• [Stated exercise]:
From the entries below, copy every line that holds the word "季節調整済".

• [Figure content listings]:
══════════

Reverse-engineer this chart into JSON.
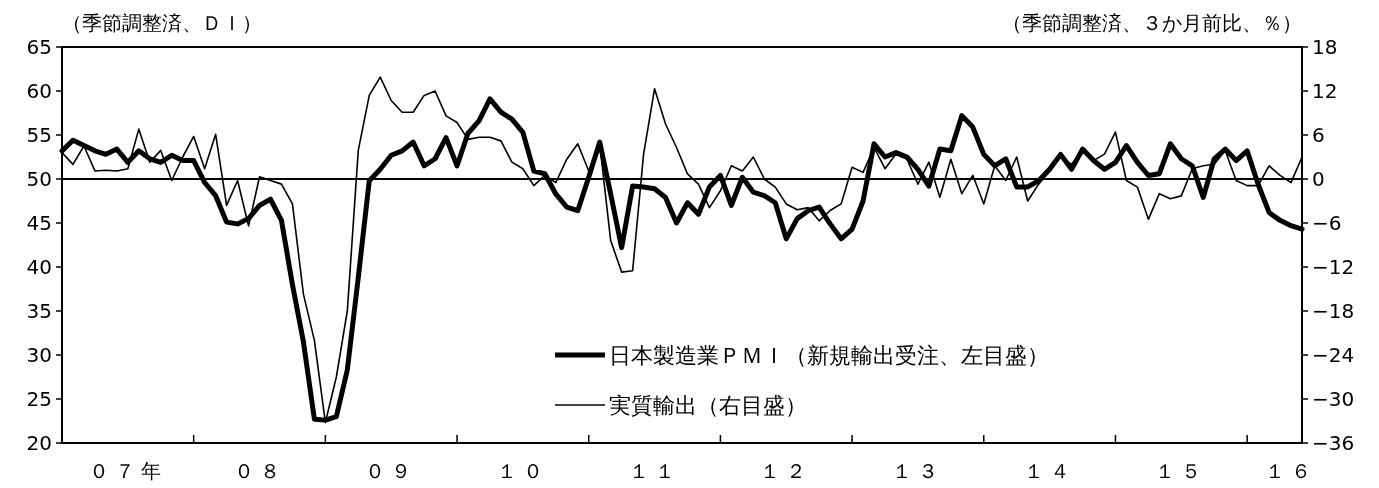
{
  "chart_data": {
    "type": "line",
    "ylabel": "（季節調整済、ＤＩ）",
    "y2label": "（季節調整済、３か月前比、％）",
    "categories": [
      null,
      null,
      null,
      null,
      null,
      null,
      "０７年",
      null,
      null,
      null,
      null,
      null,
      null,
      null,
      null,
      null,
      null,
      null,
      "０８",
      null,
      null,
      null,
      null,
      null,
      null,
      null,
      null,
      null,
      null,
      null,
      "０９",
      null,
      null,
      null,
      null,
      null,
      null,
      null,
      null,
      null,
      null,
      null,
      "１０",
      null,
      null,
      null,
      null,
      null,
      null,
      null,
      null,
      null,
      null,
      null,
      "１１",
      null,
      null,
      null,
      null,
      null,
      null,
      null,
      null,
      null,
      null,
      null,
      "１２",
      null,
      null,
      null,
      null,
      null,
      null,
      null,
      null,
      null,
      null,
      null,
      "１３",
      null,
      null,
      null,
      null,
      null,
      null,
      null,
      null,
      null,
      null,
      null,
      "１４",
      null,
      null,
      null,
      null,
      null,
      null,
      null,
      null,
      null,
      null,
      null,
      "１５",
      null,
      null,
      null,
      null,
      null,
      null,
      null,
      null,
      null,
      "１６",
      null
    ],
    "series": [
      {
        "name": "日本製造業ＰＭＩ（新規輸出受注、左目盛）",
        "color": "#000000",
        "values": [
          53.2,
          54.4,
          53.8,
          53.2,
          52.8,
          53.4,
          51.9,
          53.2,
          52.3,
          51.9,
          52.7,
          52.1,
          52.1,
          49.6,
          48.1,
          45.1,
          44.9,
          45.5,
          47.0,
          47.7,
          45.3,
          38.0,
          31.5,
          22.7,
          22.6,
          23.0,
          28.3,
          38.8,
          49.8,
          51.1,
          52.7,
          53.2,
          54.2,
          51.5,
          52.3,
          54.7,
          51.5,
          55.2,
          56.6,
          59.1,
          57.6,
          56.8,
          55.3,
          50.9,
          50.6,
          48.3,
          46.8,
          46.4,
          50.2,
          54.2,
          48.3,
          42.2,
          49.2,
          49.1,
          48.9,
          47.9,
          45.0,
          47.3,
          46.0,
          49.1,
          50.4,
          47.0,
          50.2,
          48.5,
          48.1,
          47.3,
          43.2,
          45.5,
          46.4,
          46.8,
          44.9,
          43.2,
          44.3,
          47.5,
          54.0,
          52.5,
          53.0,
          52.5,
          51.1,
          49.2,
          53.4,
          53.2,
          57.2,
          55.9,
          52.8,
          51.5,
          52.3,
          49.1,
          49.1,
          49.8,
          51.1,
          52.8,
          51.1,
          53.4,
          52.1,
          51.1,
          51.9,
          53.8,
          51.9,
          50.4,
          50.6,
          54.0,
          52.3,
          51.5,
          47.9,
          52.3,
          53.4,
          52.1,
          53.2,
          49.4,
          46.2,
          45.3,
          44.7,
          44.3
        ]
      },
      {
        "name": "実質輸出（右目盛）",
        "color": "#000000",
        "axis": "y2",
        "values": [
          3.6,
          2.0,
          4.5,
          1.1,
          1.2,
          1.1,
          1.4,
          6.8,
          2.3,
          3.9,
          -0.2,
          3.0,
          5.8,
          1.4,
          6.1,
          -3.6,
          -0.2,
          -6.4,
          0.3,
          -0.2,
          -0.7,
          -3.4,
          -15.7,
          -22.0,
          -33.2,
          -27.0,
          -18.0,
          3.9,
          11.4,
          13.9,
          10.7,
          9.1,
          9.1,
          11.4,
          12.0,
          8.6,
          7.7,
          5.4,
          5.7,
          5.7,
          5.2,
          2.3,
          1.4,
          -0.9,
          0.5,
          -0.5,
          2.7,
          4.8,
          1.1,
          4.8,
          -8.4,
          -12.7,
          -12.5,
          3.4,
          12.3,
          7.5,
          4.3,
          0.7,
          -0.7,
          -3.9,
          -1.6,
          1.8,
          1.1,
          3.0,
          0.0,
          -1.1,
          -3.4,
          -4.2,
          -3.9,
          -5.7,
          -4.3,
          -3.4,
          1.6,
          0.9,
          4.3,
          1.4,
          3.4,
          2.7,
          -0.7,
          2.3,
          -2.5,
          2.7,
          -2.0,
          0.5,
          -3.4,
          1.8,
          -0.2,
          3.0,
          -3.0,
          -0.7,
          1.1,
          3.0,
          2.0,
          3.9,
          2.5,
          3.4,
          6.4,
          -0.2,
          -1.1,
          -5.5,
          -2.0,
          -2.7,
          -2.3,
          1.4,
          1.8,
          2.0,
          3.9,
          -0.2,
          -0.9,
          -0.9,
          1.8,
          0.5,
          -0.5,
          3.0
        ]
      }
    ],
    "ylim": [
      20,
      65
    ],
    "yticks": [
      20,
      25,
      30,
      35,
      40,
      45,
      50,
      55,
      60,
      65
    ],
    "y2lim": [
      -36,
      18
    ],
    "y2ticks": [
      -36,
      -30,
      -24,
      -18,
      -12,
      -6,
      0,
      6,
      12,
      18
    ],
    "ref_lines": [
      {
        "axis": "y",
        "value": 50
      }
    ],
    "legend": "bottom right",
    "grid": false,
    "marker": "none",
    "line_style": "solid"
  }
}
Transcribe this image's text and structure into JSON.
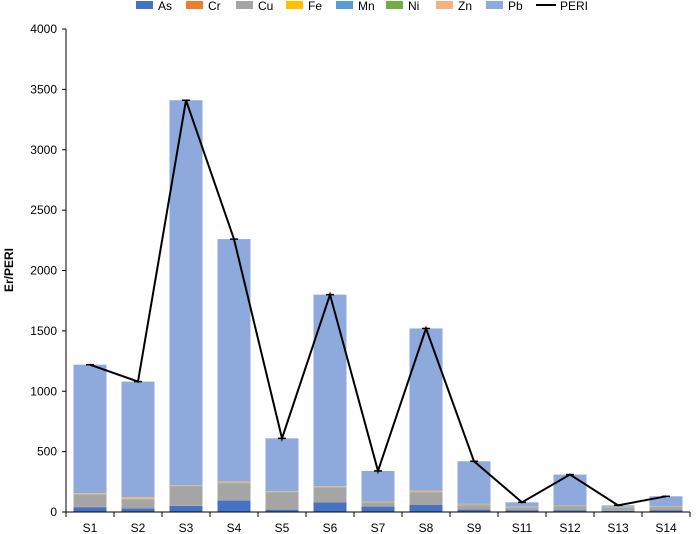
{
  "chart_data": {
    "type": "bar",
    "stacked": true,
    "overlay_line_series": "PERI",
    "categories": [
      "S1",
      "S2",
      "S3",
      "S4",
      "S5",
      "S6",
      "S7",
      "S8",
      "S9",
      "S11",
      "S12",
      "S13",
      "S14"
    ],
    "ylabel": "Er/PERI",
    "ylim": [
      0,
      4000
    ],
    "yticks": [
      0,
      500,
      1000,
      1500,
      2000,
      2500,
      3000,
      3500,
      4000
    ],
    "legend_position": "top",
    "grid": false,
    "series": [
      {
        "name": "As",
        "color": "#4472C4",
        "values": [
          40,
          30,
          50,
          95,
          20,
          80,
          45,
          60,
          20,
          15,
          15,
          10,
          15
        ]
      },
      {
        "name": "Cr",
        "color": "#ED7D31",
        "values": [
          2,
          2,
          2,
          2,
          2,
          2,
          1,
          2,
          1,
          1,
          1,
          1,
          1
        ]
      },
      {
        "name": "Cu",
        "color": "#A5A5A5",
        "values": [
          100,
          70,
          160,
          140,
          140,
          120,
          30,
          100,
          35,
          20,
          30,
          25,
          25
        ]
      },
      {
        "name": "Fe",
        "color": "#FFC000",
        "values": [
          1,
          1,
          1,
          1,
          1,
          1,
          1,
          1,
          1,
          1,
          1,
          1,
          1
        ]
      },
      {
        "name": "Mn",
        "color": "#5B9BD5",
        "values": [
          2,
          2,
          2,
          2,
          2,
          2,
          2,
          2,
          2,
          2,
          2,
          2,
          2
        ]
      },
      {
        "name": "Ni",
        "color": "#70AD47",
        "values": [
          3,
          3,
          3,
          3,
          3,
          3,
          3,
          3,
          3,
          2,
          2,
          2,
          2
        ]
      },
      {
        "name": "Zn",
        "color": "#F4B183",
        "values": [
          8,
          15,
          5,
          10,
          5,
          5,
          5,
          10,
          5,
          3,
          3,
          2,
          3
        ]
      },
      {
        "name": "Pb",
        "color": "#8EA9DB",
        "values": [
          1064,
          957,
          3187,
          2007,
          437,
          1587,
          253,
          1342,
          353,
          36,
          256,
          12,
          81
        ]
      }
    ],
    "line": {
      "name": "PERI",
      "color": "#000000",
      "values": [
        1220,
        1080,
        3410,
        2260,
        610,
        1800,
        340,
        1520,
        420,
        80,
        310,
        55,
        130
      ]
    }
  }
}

══════════

• [Solution to the problem]:
    "ylabel": "（季節調整済、ＤＩ）",
    "y2label": "（季節調整済、３か月前比、％）",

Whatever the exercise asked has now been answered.